WHAT TO DO: Give only the number of lines in these records that contain the word "SUDECKI".

Begin TASK INPUTS

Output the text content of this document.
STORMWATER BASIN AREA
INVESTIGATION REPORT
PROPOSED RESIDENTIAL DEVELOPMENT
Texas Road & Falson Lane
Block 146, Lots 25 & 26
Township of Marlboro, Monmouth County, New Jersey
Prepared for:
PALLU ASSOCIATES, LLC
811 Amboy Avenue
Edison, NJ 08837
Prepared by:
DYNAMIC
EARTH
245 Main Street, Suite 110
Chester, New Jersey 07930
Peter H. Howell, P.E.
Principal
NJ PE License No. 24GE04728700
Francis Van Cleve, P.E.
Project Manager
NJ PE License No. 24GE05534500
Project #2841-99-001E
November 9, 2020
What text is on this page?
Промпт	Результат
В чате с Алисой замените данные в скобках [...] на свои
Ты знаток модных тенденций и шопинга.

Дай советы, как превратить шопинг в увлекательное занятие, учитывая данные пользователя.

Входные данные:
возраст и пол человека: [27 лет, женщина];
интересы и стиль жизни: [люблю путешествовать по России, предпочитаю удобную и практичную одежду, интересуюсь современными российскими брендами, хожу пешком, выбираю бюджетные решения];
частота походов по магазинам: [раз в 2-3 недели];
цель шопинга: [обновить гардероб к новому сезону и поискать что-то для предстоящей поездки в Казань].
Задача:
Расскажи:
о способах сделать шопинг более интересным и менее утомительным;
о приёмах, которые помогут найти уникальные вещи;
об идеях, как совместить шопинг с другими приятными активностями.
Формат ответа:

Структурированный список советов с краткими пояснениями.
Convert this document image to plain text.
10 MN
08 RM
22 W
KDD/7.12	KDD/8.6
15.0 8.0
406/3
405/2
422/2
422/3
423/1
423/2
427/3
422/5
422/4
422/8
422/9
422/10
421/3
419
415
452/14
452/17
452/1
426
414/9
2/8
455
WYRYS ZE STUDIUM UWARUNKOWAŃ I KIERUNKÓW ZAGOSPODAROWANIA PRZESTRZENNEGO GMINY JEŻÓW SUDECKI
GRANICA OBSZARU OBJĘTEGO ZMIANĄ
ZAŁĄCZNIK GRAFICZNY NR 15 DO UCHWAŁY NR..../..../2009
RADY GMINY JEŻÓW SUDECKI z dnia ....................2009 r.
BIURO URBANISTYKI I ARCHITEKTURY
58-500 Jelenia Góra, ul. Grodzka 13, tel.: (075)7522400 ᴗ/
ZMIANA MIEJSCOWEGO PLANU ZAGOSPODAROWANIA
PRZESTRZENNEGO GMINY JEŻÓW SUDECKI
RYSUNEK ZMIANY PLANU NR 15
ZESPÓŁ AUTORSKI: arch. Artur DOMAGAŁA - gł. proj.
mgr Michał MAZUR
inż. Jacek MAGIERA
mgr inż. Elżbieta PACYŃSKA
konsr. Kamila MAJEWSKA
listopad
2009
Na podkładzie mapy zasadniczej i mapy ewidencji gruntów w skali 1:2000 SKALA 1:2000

End TASK INPUTS

ANSWER IN FULL: 3